WHAT THE EXERCISE ASKS ▸
Give the number of lines in the records below that contain the word "documentation". State only that number.

☆ ☆ ☆ ☆

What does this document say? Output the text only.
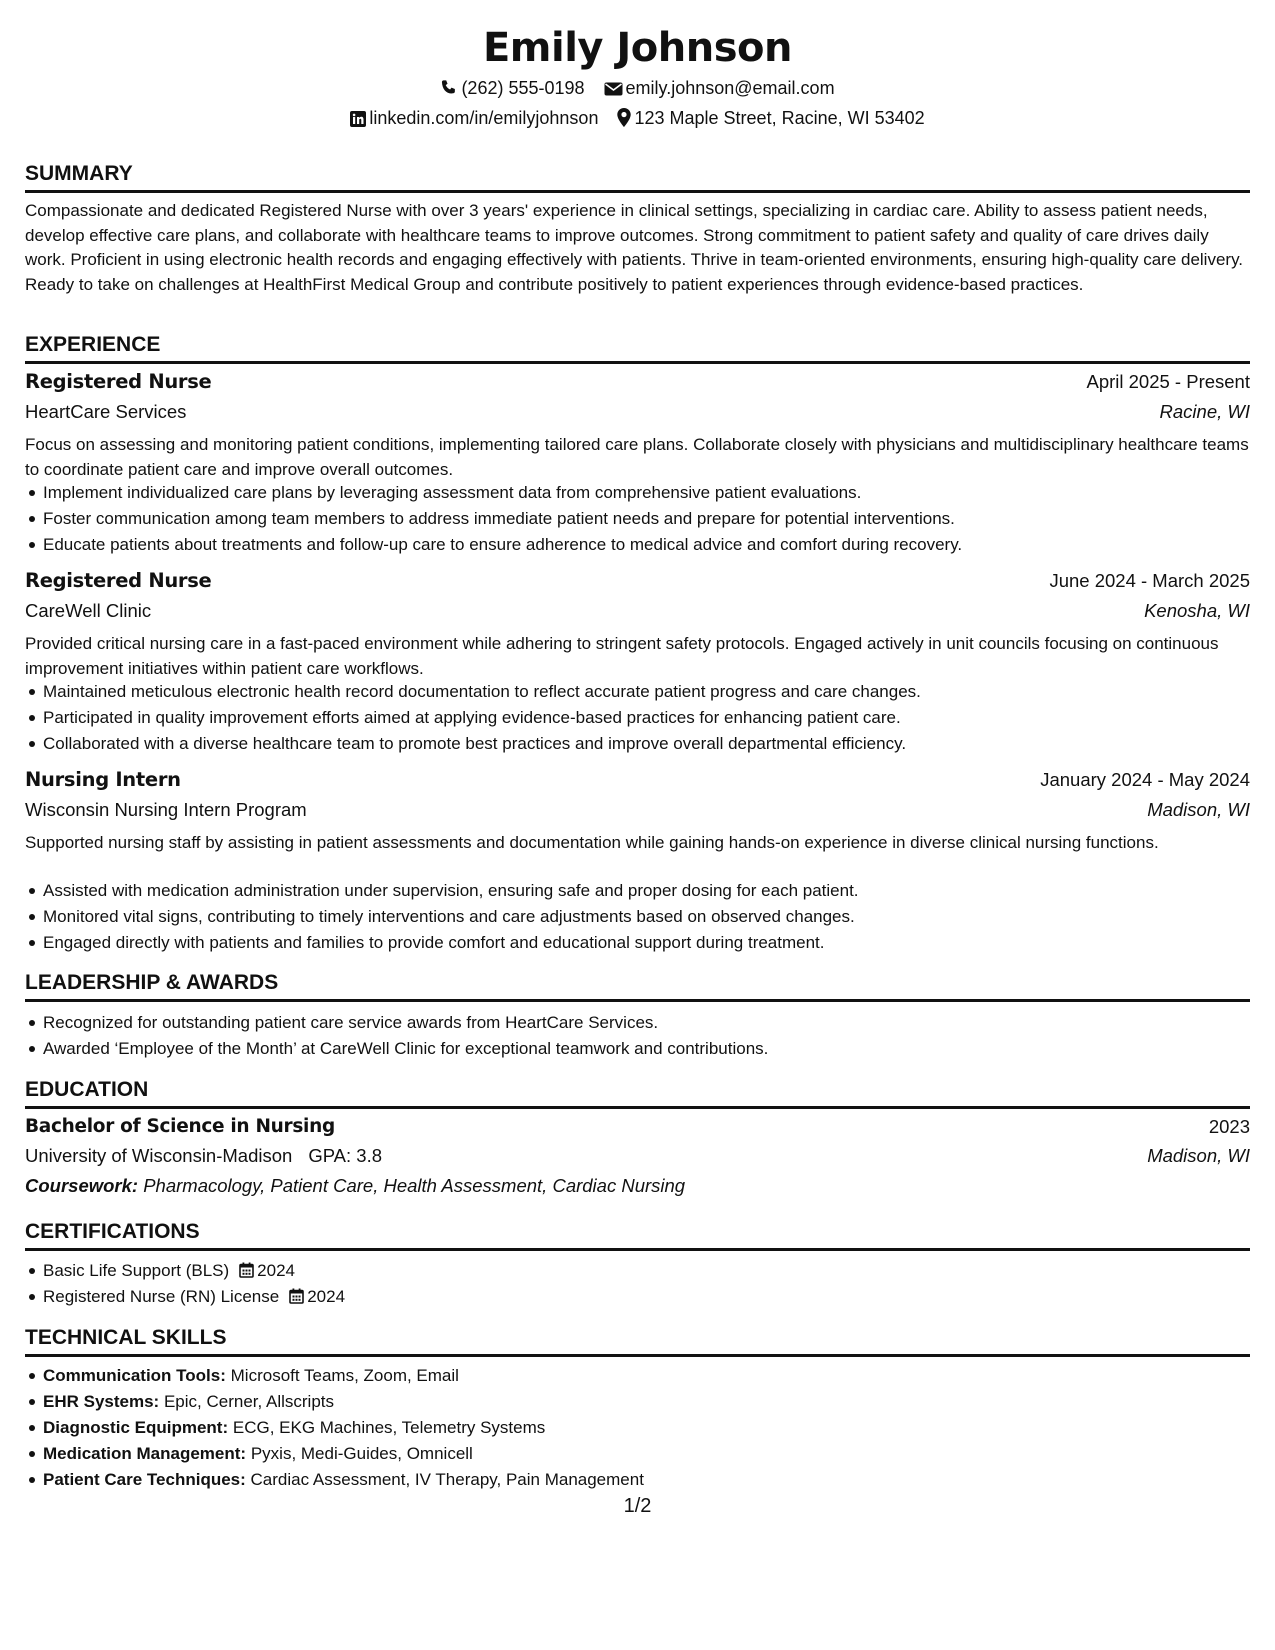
Emily Johnson
(262) 555-0198 emily.johnson@email.com
linkedin.com/in/emilyjohnson 123 Maple Street, Racine, WI 53402
SUMMARY
Compassionate and dedicated Registered Nurse with over 3 years' experience in clinical settings, specializing in cardiac care. Ability to assess patient needs, develop effective care plans, and collaborate with healthcare teams to improve outcomes. Strong commitment to patient safety and quality of care drives daily work. Proficient in using electronic health records and engaging effectively with patients. Thrive in team-oriented environments, ensuring high-quality care delivery. Ready to take on challenges at HealthFirst Medical Group and contribute positively to patient experiences through evidence-based practices.
EXPERIENCE
Registered Nurse	April 2025 - Present
HeartCare Services	Racine, WI
Focus on assessing and monitoring patient conditions, implementing tailored care plans. Collaborate closely with physicians and multidisciplinary healthcare teams to coordinate patient care and improve overall outcomes.
Implement individualized care plans by leveraging assessment data from comprehensive patient evaluations.
Foster communication among team members to address immediate patient needs and prepare for potential interventions.
Educate patients about treatments and follow-up care to ensure adherence to medical advice and comfort during recovery.
Registered Nurse	June 2024 - March 2025
CareWell Clinic	Kenosha, WI
Provided critical nursing care in a fast-paced environment while adhering to stringent safety protocols. Engaged actively in unit councils focusing on continuous improvement initiatives within patient care workflows.
Maintained meticulous electronic health record documentation to reflect accurate patient progress and care changes.
Participated in quality improvement efforts aimed at applying evidence-based practices for enhancing patient care.
Collaborated with a diverse healthcare team to promote best practices and improve overall departmental efficiency.
Nursing Intern	January 2024 - May 2024
Wisconsin Nursing Intern Program	Madison, WI
Supported nursing staff by assisting in patient assessments and documentation while gaining hands-on experience in diverse clinical nursing functions.
Assisted with medication administration under supervision, ensuring safe and proper dosing for each patient.
Monitored vital signs, contributing to timely interventions and care adjustments based on observed changes.
Engaged directly with patients and families to provide comfort and educational support during treatment.
LEADERSHIP & AWARDS
Recognized for outstanding patient care service awards from HeartCare Services.
Awarded ‘Employee of the Month’ at CareWell Clinic for exceptional teamwork and contributions.
EDUCATION
Bachelor of Science in Nursing	2023
University of Wisconsin-Madison GPA: 3.8	Madison, WI
Coursework: Pharmacology, Patient Care, Health Assessment, Cardiac Nursing
CERTIFICATIONS
Basic Life Support (BLS) 2024
Registered Nurse (RN) License 2024
TECHNICAL SKILLS
Communication Tools: Microsoft Teams, Zoom, Email
EHR Systems: Epic, Cerner, Allscripts
Diagnostic Equipment: ECG, EKG Machines, Telemetry Systems
Medication Management: Pyxis, Medi-Guides, Omnicell
Patient Care Techniques: Cardiac Assessment, IV Therapy, Pain Management
1/2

☆ ☆ ☆ ☆

FINISHED EXERCISE ▸
2